### STATED GOAL
Make an exact copy of all the entries below, with the pictures left out.
________________________________________
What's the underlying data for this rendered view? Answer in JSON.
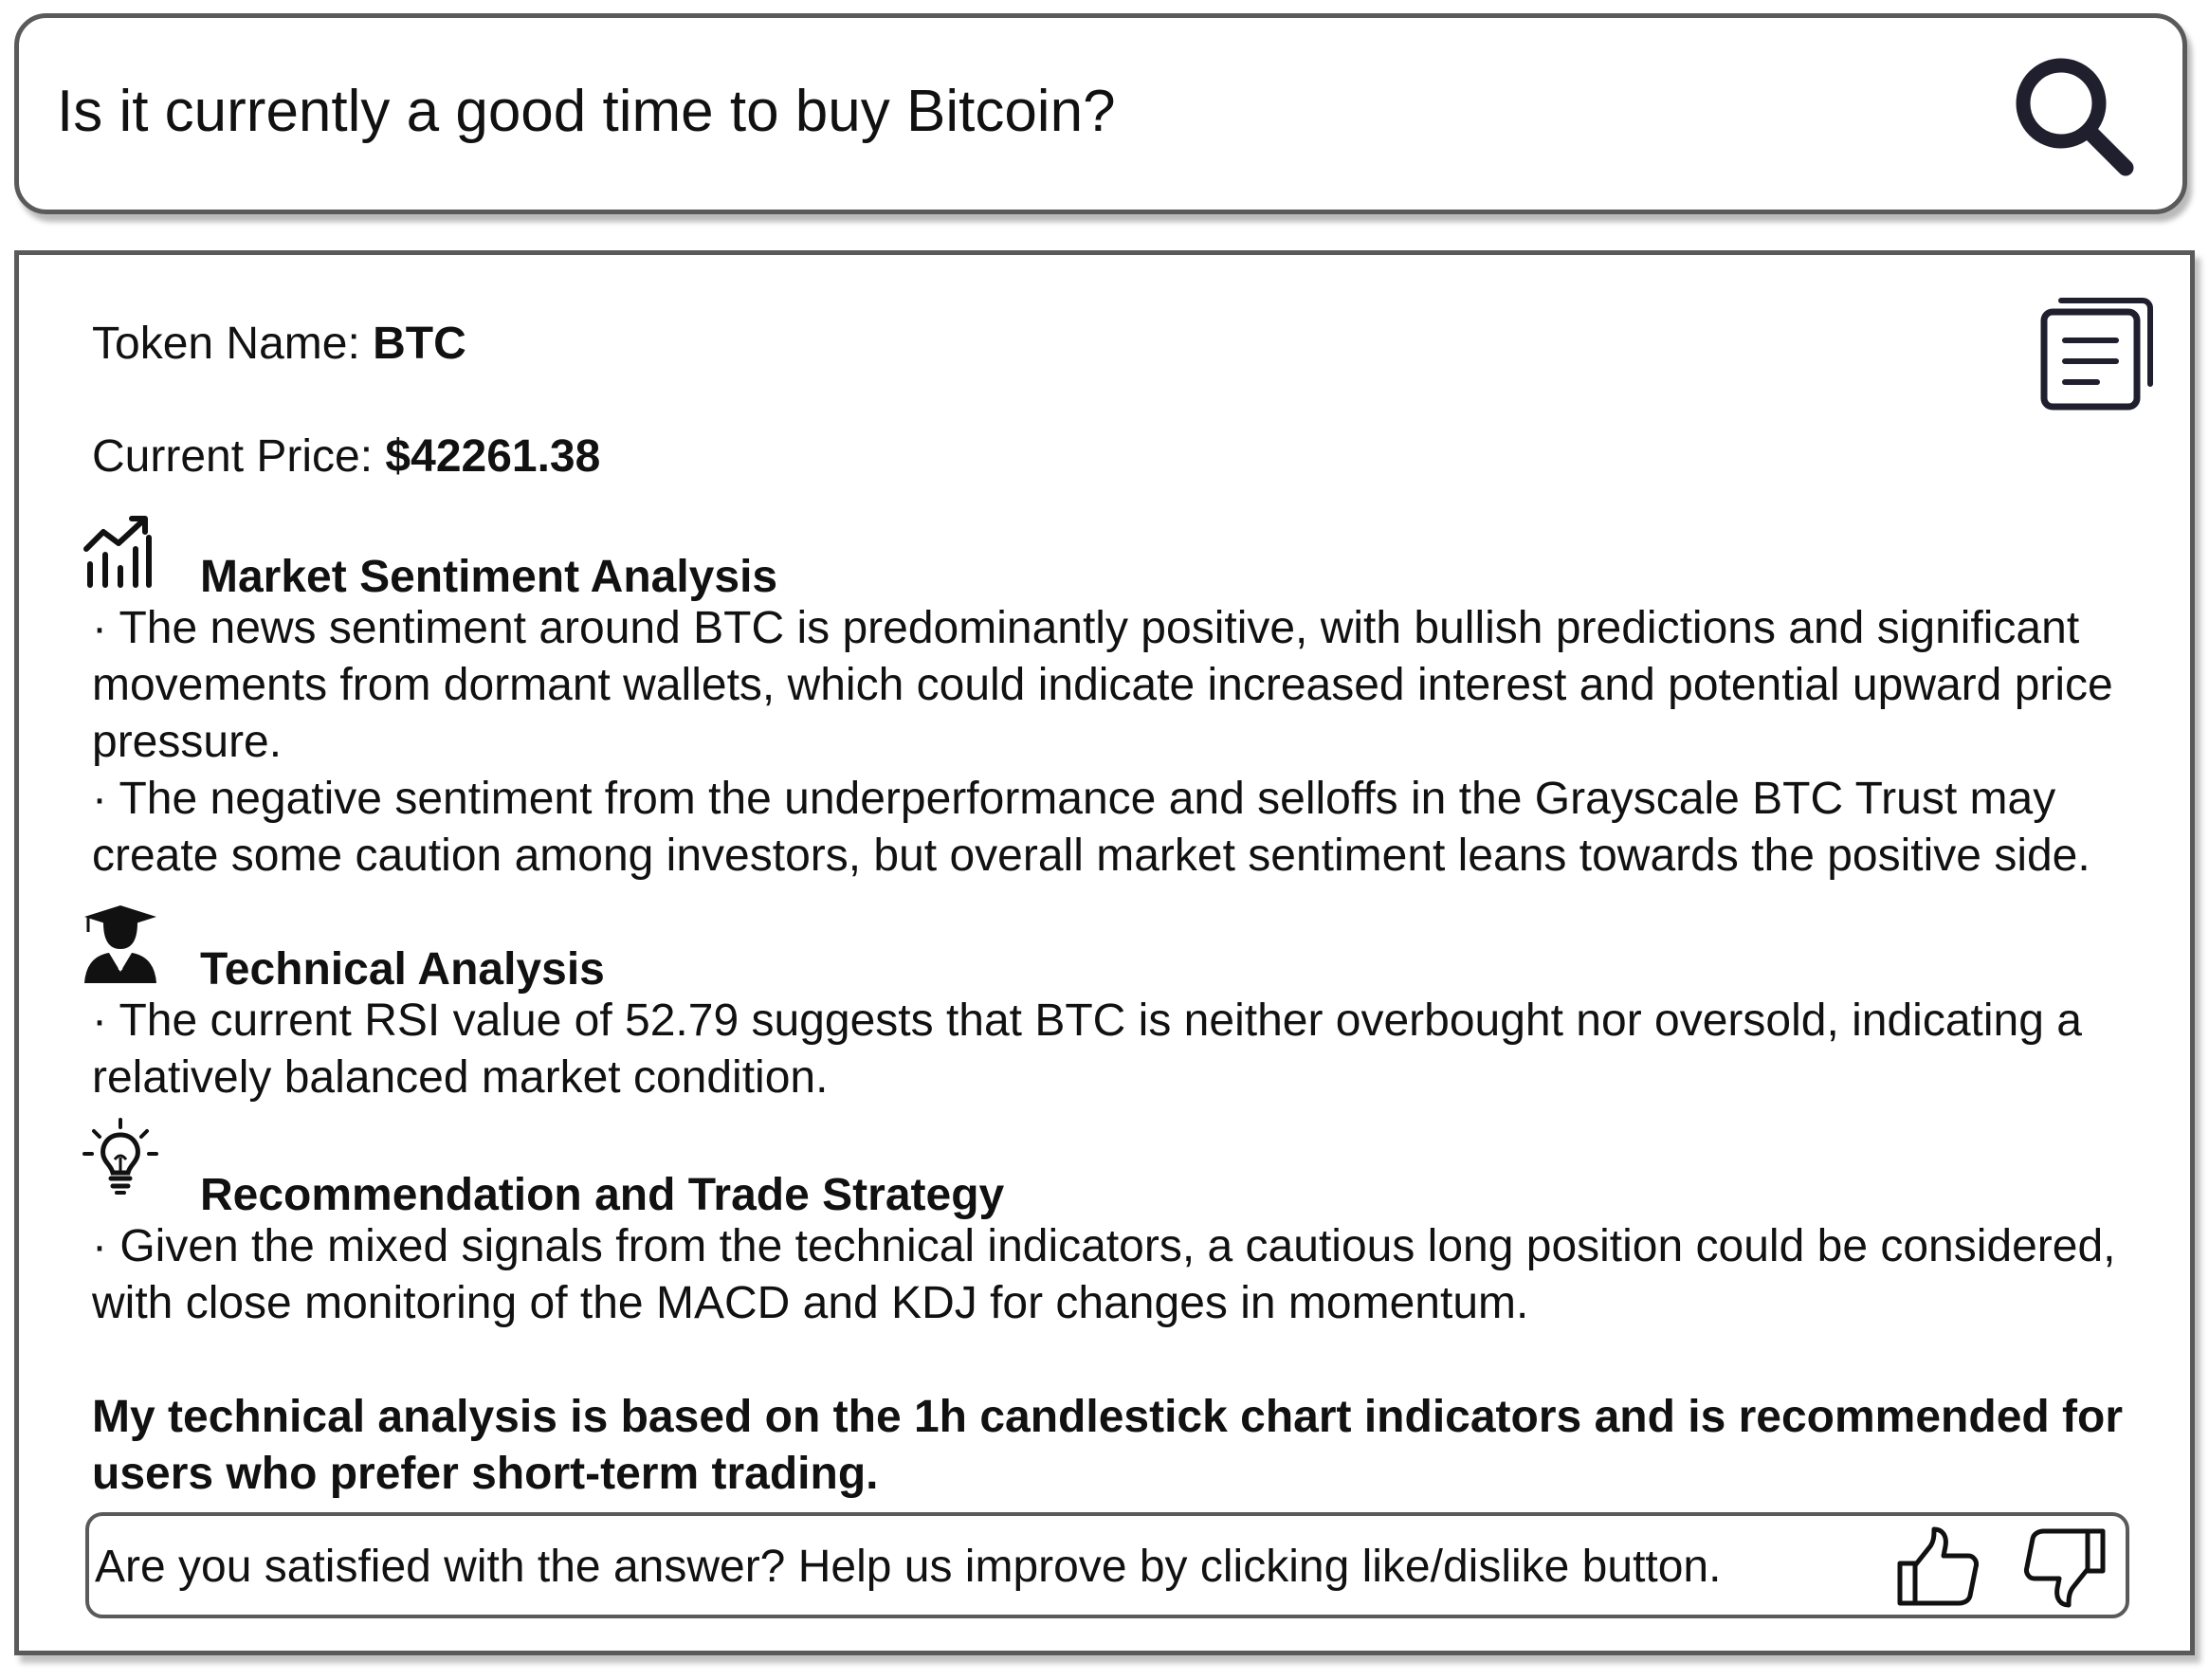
{
  "search": {
    "query": "Is it currently a good time to buy Bitcoin?",
    "button_icon": "search-icon"
  },
  "answer": {
    "copy_icon": "copy-document-icon",
    "token_label": "Token Name: ",
    "token_value": "BTC",
    "price_label": "Current Price: ",
    "price_value": "$42261.38",
    "sections": [
      {
        "icon": "chart-trend-icon",
        "title": "Market Sentiment Analysis",
        "bullets": [
          "· The news sentiment around BTC is predominantly positive, with bullish predictions and significant movements from dormant wallets, which could indicate increased interest and potential upward price pressure.",
          "· The negative sentiment from the underperformance and selloffs in the Grayscale BTC Trust may create some caution among investors, but overall market sentiment leans towards the positive side."
        ]
      },
      {
        "icon": "analyst-icon",
        "title": "Technical Analysis",
        "bullets": [
          "· The current RSI value of 52.79 suggests that BTC is neither overbought nor oversold, indicating a relatively balanced market condition."
        ]
      },
      {
        "icon": "lightbulb-icon",
        "title": "Recommendation and Trade Strategy",
        "bullets": [
          "· Given the mixed signals from the technical indicators, a cautious long position could be considered, with close monitoring of the MACD and KDJ for changes in momentum."
        ]
      }
    ],
    "disclaimer": "My technical analysis is based on the 1h candlestick chart indicators and is recommended for users who prefer short-term trading."
  },
  "feedback": {
    "prompt": "Are you satisfied with the answer? Help us improve by clicking like/dislike button.",
    "like_icon": "thumbs-up-icon",
    "dislike_icon": "thumbs-down-icon"
  }
}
________________________________________
### FINAL RESULT
What's the underlying data for this rendered view? Answer in JSON.
{
  "search": {
    "query": "Is it currently a good time to buy Bitcoin?",
    "button_icon": "search-icon"
  },
  "answer": {
    "copy_icon": "copy-document-icon",
    "token_label": "Token Name: ",
    "token_value": "BTC",
    "price_label": "Current Price: ",
    "price_value": "$42261.38",
    "sections": [
      {
        "icon": "chart-trend-icon",
        "title": "Market Sentiment Analysis",
        "bullets": [
          "· The news sentiment around BTC is predominantly positive, with bullish predictions and significant movements from dormant wallets, which could indicate increased interest and potential upward price pressure.",
          "· The negative sentiment from the underperformance and selloffs in the Grayscale BTC Trust may create some caution among investors, but overall market sentiment leans towards the positive side."
        ]
      },
      {
        "icon": "analyst-icon",
        "title": "Technical Analysis",
        "bullets": [
          "· The current RSI value of 52.79 suggests that BTC is neither overbought nor oversold, indicating a relatively balanced market condition."
        ]
      },
      {
        "icon": "lightbulb-icon",
        "title": "Recommendation and Trade Strategy",
        "bullets": [
          "· Given the mixed signals from the technical indicators, a cautious long position could be considered, with close monitoring of the MACD and KDJ for changes in momentum."
        ]
      }
    ],
    "disclaimer": "My technical analysis is based on the 1h candlestick chart indicators and is recommended for users who prefer short-term trading."
  },
  "feedback": {
    "prompt": "Are you satisfied with the answer? Help us improve by clicking like/dislike button.",
    "like_icon": "thumbs-up-icon",
    "dislike_icon": "thumbs-down-icon"
  }
}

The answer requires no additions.